Exercise:
Give back each entry unchanged, minus pictures.

Task inputs:
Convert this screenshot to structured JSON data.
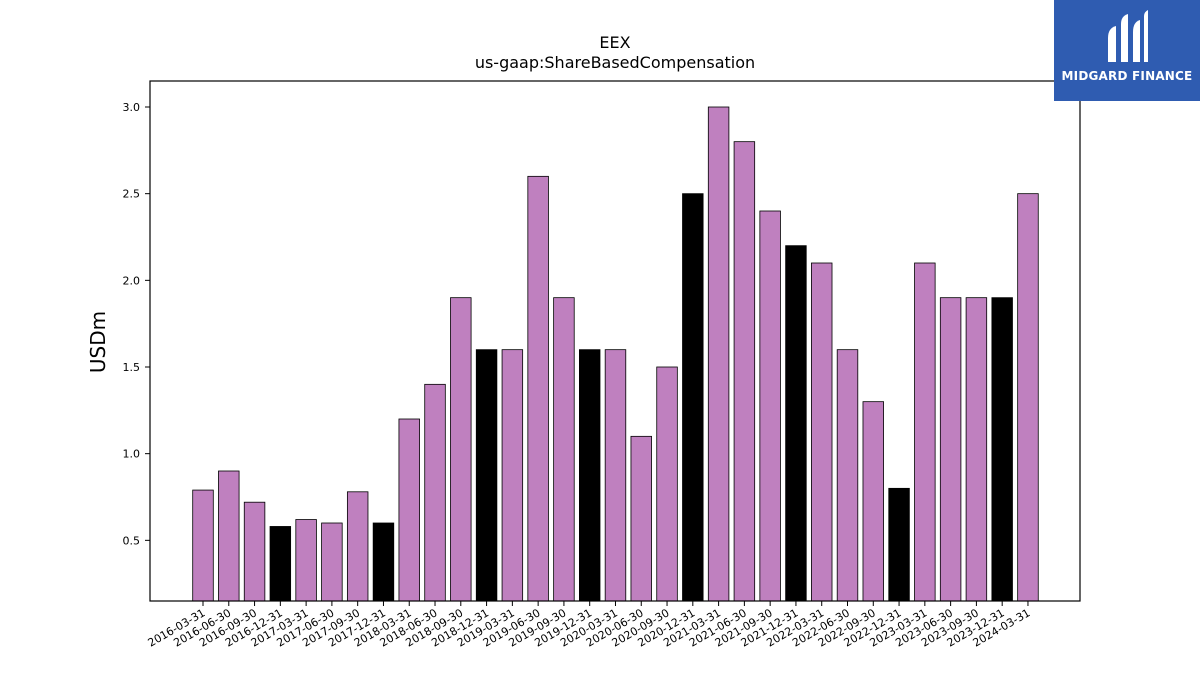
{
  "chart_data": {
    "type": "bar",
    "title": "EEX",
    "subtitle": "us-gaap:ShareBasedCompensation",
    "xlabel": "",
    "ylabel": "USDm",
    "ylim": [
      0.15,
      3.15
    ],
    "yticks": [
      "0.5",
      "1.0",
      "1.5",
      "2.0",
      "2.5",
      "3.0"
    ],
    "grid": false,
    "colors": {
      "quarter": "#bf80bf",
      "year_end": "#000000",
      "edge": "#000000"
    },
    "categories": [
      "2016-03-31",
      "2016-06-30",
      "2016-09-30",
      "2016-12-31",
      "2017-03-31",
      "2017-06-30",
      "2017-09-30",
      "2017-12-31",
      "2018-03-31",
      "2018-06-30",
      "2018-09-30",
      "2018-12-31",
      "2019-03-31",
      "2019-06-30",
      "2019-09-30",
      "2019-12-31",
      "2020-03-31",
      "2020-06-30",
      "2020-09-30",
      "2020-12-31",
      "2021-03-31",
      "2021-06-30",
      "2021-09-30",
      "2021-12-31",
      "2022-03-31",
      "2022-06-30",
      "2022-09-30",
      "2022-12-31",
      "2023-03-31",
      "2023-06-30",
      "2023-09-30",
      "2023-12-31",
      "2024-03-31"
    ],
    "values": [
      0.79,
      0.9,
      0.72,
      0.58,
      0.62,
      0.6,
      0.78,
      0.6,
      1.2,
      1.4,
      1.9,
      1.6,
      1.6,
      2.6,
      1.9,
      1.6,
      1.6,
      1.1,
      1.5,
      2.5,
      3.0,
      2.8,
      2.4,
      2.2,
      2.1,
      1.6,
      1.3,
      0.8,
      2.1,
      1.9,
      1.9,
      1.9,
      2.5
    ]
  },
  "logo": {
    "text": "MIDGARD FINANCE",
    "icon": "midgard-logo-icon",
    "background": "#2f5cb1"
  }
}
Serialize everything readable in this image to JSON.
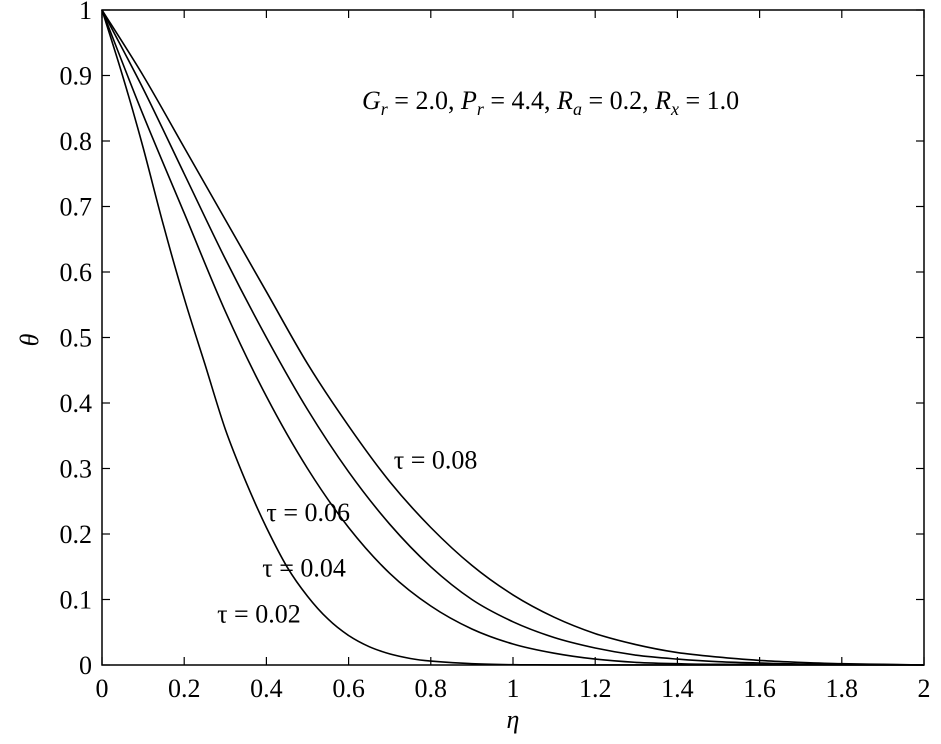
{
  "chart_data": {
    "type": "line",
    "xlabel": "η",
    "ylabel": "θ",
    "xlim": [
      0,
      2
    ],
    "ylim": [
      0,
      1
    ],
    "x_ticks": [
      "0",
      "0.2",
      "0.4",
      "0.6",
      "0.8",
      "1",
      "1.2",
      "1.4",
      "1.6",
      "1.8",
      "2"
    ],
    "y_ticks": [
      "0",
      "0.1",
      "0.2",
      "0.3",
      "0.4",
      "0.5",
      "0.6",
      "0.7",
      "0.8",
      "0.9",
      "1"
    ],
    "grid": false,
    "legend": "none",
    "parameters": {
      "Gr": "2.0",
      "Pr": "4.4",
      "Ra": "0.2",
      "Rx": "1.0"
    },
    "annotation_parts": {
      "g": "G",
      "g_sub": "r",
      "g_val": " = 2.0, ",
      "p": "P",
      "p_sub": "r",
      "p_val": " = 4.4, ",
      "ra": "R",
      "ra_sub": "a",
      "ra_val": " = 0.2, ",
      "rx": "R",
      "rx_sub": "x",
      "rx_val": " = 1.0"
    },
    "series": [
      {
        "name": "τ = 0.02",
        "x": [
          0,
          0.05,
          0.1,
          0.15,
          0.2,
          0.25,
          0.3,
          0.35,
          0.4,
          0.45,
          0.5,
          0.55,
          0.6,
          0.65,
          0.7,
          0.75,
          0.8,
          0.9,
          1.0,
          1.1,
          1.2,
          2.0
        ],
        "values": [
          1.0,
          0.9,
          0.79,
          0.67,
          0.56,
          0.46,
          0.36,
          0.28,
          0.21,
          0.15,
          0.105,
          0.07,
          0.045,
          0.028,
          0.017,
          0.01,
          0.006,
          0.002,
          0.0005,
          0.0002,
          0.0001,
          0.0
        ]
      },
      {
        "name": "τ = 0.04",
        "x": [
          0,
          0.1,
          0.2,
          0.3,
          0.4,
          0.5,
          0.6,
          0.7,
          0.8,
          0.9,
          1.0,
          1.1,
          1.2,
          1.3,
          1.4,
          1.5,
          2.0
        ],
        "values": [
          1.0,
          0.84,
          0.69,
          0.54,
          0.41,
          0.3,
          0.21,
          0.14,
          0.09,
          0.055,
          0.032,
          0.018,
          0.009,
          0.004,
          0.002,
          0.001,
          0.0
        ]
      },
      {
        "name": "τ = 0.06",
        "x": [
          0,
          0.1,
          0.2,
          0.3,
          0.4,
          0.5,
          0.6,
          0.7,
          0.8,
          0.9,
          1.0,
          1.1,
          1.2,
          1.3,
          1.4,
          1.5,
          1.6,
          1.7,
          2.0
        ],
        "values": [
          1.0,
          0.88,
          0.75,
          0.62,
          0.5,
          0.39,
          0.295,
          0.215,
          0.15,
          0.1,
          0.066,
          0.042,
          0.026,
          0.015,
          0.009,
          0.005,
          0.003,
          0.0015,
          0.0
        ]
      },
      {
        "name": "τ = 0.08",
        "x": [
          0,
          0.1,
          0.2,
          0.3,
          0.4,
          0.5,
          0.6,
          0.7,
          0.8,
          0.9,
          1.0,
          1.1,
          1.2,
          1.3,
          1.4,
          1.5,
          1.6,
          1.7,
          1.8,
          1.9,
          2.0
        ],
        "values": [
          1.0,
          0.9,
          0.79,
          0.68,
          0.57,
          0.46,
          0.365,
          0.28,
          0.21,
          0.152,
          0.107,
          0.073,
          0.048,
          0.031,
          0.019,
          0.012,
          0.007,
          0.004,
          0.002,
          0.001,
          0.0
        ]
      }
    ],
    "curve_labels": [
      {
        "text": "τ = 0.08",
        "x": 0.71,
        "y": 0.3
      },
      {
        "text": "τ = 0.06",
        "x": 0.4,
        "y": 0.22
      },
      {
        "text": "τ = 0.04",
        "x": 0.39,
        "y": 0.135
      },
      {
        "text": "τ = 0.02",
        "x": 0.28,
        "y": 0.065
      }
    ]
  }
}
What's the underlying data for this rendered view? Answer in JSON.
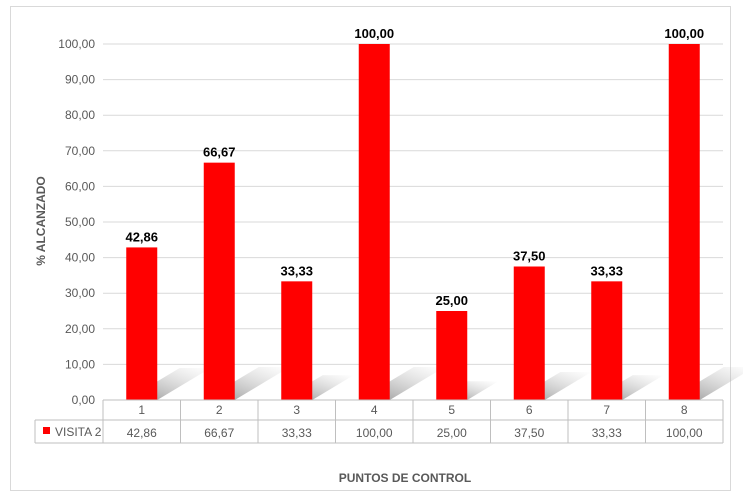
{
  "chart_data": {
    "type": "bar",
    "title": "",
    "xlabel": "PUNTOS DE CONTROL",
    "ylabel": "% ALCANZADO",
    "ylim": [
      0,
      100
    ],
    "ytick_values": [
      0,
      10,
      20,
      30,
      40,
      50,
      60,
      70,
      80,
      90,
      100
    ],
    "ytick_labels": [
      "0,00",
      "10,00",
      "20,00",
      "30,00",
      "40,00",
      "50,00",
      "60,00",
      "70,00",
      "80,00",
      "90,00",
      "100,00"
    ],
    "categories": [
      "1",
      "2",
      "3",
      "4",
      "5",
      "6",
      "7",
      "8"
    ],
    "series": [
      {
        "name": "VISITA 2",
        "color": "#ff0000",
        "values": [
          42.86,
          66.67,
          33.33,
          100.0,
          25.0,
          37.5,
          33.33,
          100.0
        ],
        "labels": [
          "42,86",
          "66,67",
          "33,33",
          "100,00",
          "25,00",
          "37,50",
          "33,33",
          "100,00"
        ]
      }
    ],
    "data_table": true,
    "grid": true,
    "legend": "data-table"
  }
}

Output for this exercise:
Convert this screenshot to structured JSON data.
{
  "chart_data": {
    "type": "bar",
    "title": "EEX",
    "subtitle": "us-gaap:ShareBasedCompensation",
    "xlabel": "",
    "ylabel": "USDm",
    "ylim": [
      0.15,
      3.15
    ],
    "yticks": [
      "0.5",
      "1.0",
      "1.5",
      "2.0",
      "2.5",
      "3.0"
    ],
    "grid": false,
    "colors": {
      "quarter": "#bf80bf",
      "year_end": "#000000",
      "edge": "#000000"
    },
    "categories": [
      "2016-03-31",
      "2016-06-30",
      "2016-09-30",
      "2016-12-31",
      "2017-03-31",
      "2017-06-30",
      "2017-09-30",
      "2017-12-31",
      "2018-03-31",
      "2018-06-30",
      "2018-09-30",
      "2018-12-31",
      "2019-03-31",
      "2019-06-30",
      "2019-09-30",
      "2019-12-31",
      "2020-03-31",
      "2020-06-30",
      "2020-09-30",
      "2020-12-31",
      "2021-03-31",
      "2021-06-30",
      "2021-09-30",
      "2021-12-31",
      "2022-03-31",
      "2022-06-30",
      "2022-09-30",
      "2022-12-31",
      "2023-03-31",
      "2023-06-30",
      "2023-09-30",
      "2023-12-31",
      "2024-03-31"
    ],
    "values": [
      0.79,
      0.9,
      0.72,
      0.58,
      0.62,
      0.6,
      0.78,
      0.6,
      1.2,
      1.4,
      1.9,
      1.6,
      1.6,
      2.6,
      1.9,
      1.6,
      1.6,
      1.1,
      1.5,
      2.5,
      3.0,
      2.8,
      2.4,
      2.2,
      2.1,
      1.6,
      1.3,
      0.8,
      2.1,
      1.9,
      1.9,
      1.9,
      2.5
    ]
  },
  "logo": {
    "text": "MIDGARD FINANCE",
    "icon": "midgard-logo-icon",
    "background": "#2f5cb1"
  }
}
Serialize everything readable in this image to JSON.
{
  "chart_data": {
    "type": "line",
    "xlabel": "η",
    "ylabel": "θ",
    "xlim": [
      0,
      2
    ],
    "ylim": [
      0,
      1
    ],
    "x_ticks": [
      "0",
      "0.2",
      "0.4",
      "0.6",
      "0.8",
      "1",
      "1.2",
      "1.4",
      "1.6",
      "1.8",
      "2"
    ],
    "y_ticks": [
      "0",
      "0.1",
      "0.2",
      "0.3",
      "0.4",
      "0.5",
      "0.6",
      "0.7",
      "0.8",
      "0.9",
      "1"
    ],
    "grid": false,
    "legend": "none",
    "parameters": {
      "Gr": "2.0",
      "Pr": "4.4",
      "Ra": "0.2",
      "Rx": "1.0"
    },
    "annotation_parts": {
      "g": "G",
      "g_sub": "r",
      "g_val": " = 2.0, ",
      "p": "P",
      "p_sub": "r",
      "p_val": " = 4.4, ",
      "ra": "R",
      "ra_sub": "a",
      "ra_val": " = 0.2, ",
      "rx": "R",
      "rx_sub": "x",
      "rx_val": " = 1.0"
    },
    "series": [
      {
        "name": "τ = 0.02",
        "x": [
          0,
          0.05,
          0.1,
          0.15,
          0.2,
          0.25,
          0.3,
          0.35,
          0.4,
          0.45,
          0.5,
          0.55,
          0.6,
          0.65,
          0.7,
          0.75,
          0.8,
          0.9,
          1.0,
          1.1,
          1.2,
          2.0
        ],
        "values": [
          1.0,
          0.9,
          0.79,
          0.67,
          0.56,
          0.46,
          0.36,
          0.28,
          0.21,
          0.15,
          0.105,
          0.07,
          0.045,
          0.028,
          0.017,
          0.01,
          0.006,
          0.002,
          0.0005,
          0.0002,
          0.0001,
          0.0
        ]
      },
      {
        "name": "τ = 0.04",
        "x": [
          0,
          0.1,
          0.2,
          0.3,
          0.4,
          0.5,
          0.6,
          0.7,
          0.8,
          0.9,
          1.0,
          1.1,
          1.2,
          1.3,
          1.4,
          1.5,
          2.0
        ],
        "values": [
          1.0,
          0.84,
          0.69,
          0.54,
          0.41,
          0.3,
          0.21,
          0.14,
          0.09,
          0.055,
          0.032,
          0.018,
          0.009,
          0.004,
          0.002,
          0.001,
          0.0
        ]
      },
      {
        "name": "τ = 0.06",
        "x": [
          0,
          0.1,
          0.2,
          0.3,
          0.4,
          0.5,
          0.6,
          0.7,
          0.8,
          0.9,
          1.0,
          1.1,
          1.2,
          1.3,
          1.4,
          1.5,
          1.6,
          1.7,
          2.0
        ],
        "values": [
          1.0,
          0.88,
          0.75,
          0.62,
          0.5,
          0.39,
          0.295,
          0.215,
          0.15,
          0.1,
          0.066,
          0.042,
          0.026,
          0.015,
          0.009,
          0.005,
          0.003,
          0.0015,
          0.0
        ]
      },
      {
        "name": "τ = 0.08",
        "x": [
          0,
          0.1,
          0.2,
          0.3,
          0.4,
          0.5,
          0.6,
          0.7,
          0.8,
          0.9,
          1.0,
          1.1,
          1.2,
          1.3,
          1.4,
          1.5,
          1.6,
          1.7,
          1.8,
          1.9,
          2.0
        ],
        "values": [
          1.0,
          0.9,
          0.79,
          0.68,
          0.57,
          0.46,
          0.365,
          0.28,
          0.21,
          0.152,
          0.107,
          0.073,
          0.048,
          0.031,
          0.019,
          0.012,
          0.007,
          0.004,
          0.002,
          0.001,
          0.0
        ]
      }
    ],
    "curve_labels": [
      {
        "text": "τ = 0.08",
        "x": 0.71,
        "y": 0.3
      },
      {
        "text": "τ = 0.06",
        "x": 0.4,
        "y": 0.22
      },
      {
        "text": "τ = 0.04",
        "x": 0.39,
        "y": 0.135
      },
      {
        "text": "τ = 0.02",
        "x": 0.28,
        "y": 0.065
      }
    ]
  }
}
What's the underlying data for this rendered view? Answer in JSON.
{
  "chart_data": {
    "type": "bar",
    "title": "",
    "xlabel": "PUNTOS DE CONTROL",
    "ylabel": "% ALCANZADO",
    "ylim": [
      0,
      100
    ],
    "ytick_values": [
      0,
      10,
      20,
      30,
      40,
      50,
      60,
      70,
      80,
      90,
      100
    ],
    "ytick_labels": [
      "0,00",
      "10,00",
      "20,00",
      "30,00",
      "40,00",
      "50,00",
      "60,00",
      "70,00",
      "80,00",
      "90,00",
      "100,00"
    ],
    "categories": [
      "1",
      "2",
      "3",
      "4",
      "5",
      "6",
      "7",
      "8"
    ],
    "series": [
      {
        "name": "VISITA 2",
        "color": "#ff0000",
        "values": [
          42.86,
          66.67,
          33.33,
          100.0,
          25.0,
          37.5,
          33.33,
          100.0
        ],
        "labels": [
          "42,86",
          "66,67",
          "33,33",
          "100,00",
          "25,00",
          "37,50",
          "33,33",
          "100,00"
        ]
      }
    ],
    "data_table": true,
    "grid": true,
    "legend": "data-table"
  }
}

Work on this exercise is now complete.